━━ Given data
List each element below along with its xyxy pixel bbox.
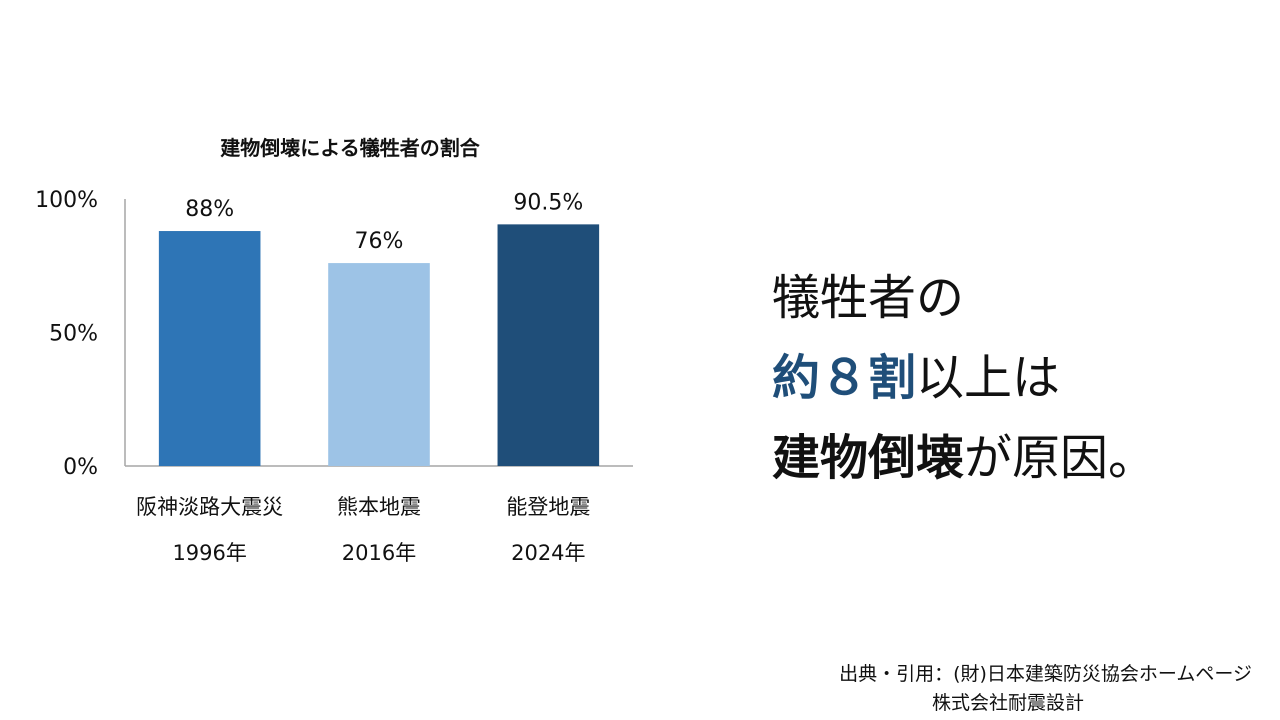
bar-chart: 0% 50% 100% 88% 阪神淡路大震災 1996年 76% 熊本地震 2016年 90.5… — [35, 188, 633, 565]
source-line-1: 出典・引用：(財)日本建築防災協会ホームページ — [839, 663, 1252, 685]
headline-line-3-rest: が原因。 — [964, 430, 1157, 486]
headline-line-3: 建物倒壊が原因。 — [772, 418, 1156, 498]
x-year-label: 1996年 — [172, 541, 246, 565]
headline-accent: 約８割 — [772, 350, 917, 406]
source-line-2: 株式会社耐震設計 — [931, 692, 1084, 714]
x-category-label: 能登地震 — [506, 495, 590, 519]
x-year-label: 2024年 — [511, 541, 585, 565]
headline-line-2: 約８割以上は — [772, 338, 1156, 418]
data-label: 90.5% — [513, 190, 583, 215]
headline: 犠牲者の 約８割以上は 建物倒壊が原因。 — [772, 258, 1156, 498]
y-tick-label: 0% — [63, 455, 98, 480]
x-category-label: 熊本地震 — [337, 495, 421, 519]
headline-line-2-rest: 以上は — [916, 350, 1061, 406]
x-category-label: 阪神淡路大震災 — [136, 495, 283, 519]
y-tick-label: 50% — [49, 322, 98, 347]
data-label: 76% — [355, 229, 404, 254]
source-citation: 出典・引用：(財)日本建築防災協会ホームページ 株式会社耐震設計 — [839, 660, 1252, 718]
chart-title: 建物倒壊による犠牲者の割合 — [220, 136, 480, 160]
data-label: 88% — [185, 197, 234, 222]
x-year-label: 2016年 — [342, 541, 416, 565]
bar — [158, 231, 261, 466]
bar — [328, 263, 430, 466]
bar — [497, 224, 600, 466]
headline-line-1: 犠牲者の — [772, 270, 965, 326]
y-tick-label: 100% — [35, 188, 98, 213]
headline-strong: 建物倒壊 — [772, 430, 965, 486]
━━━━
### Exercise brief:
Convert the items into a Markdown table with the columns Row and Line, starting with the line containing "bar-chart: 0% 50%" and continuing through the final item. Number each row and omit blank lines.

### Answer:
| Row | Line |
|---|---|
| 1 | bar-chart: 0% 50% 100% 88% 阪神淡路大震災 1996年 76% 熊本地震 2016年 90.5… — [35, 188, 633, 565] |
| 2 | source-line-1: 出典・引用：(財)日本建築防災協会ホームページ — [839, 663, 1252, 685] |
| 3 | headline-line-3-rest: が原因。 — [964, 430, 1157, 486] |
| 4 | headline-line-3: 建物倒壊が原因。 — [772, 418, 1156, 498] |
| 5 | x-year-label: 1996年 — [172, 541, 246, 565] |
| 6 | headline-accent: 約８割 — [772, 350, 917, 406] |
| 7 | source-line-2: 株式会社耐震設計 — [931, 692, 1084, 714] |
| 8 | x-category-label: 能登地震 — [506, 495, 590, 519] |
| 9 | x-year-label: 2024年 — [511, 541, 585, 565] |
| 10 | headline-line-2: 約８割以上は — [772, 338, 1156, 418] |
| 11 | data-label: 90.5% — [513, 190, 583, 215] |
| 12 | headline: 犠牲者の 約８割以上は 建物倒壊が原因。 — [772, 258, 1156, 498] |
| 13 | y-tick-label: 0% — [63, 455, 98, 480] |
| 14 | x-category-label: 熊本地震 — [337, 495, 421, 519] |
| 15 | headline-line-2-rest: 以上は — [916, 350, 1061, 406] |
| 16 | x-category-label: 阪神淡路大震災 — [136, 495, 283, 519] |
| 17 | y-tick-label: 50% — [49, 322, 98, 347] |
| 18 | data-label: 76% — [355, 229, 404, 254] |
| 19 | source-citation: 出典・引用：(財)日本建築防災協会ホームページ 株式会社耐震設計 — [839, 660, 1252, 718] |
| 20 | chart-title: 建物倒壊による犠牲者の割合 — [220, 136, 480, 160] |
| 21 | data-label: 88% — [185, 197, 234, 222] |
| 22 | x-year-label: 2016年 — [342, 541, 416, 565] |
| 23 | bar — [158, 231, 261, 466] |
| 24 | bar — [328, 263, 430, 466] |
| 25 | bar — [497, 224, 600, 466] |
| 26 | headline-line-1: 犠牲者の — [772, 270, 965, 326] |
| 27 | y-tick-label: 100% — [35, 188, 98, 213] |
| 28 | headline-strong: 建物倒壊 — [772, 430, 965, 486] |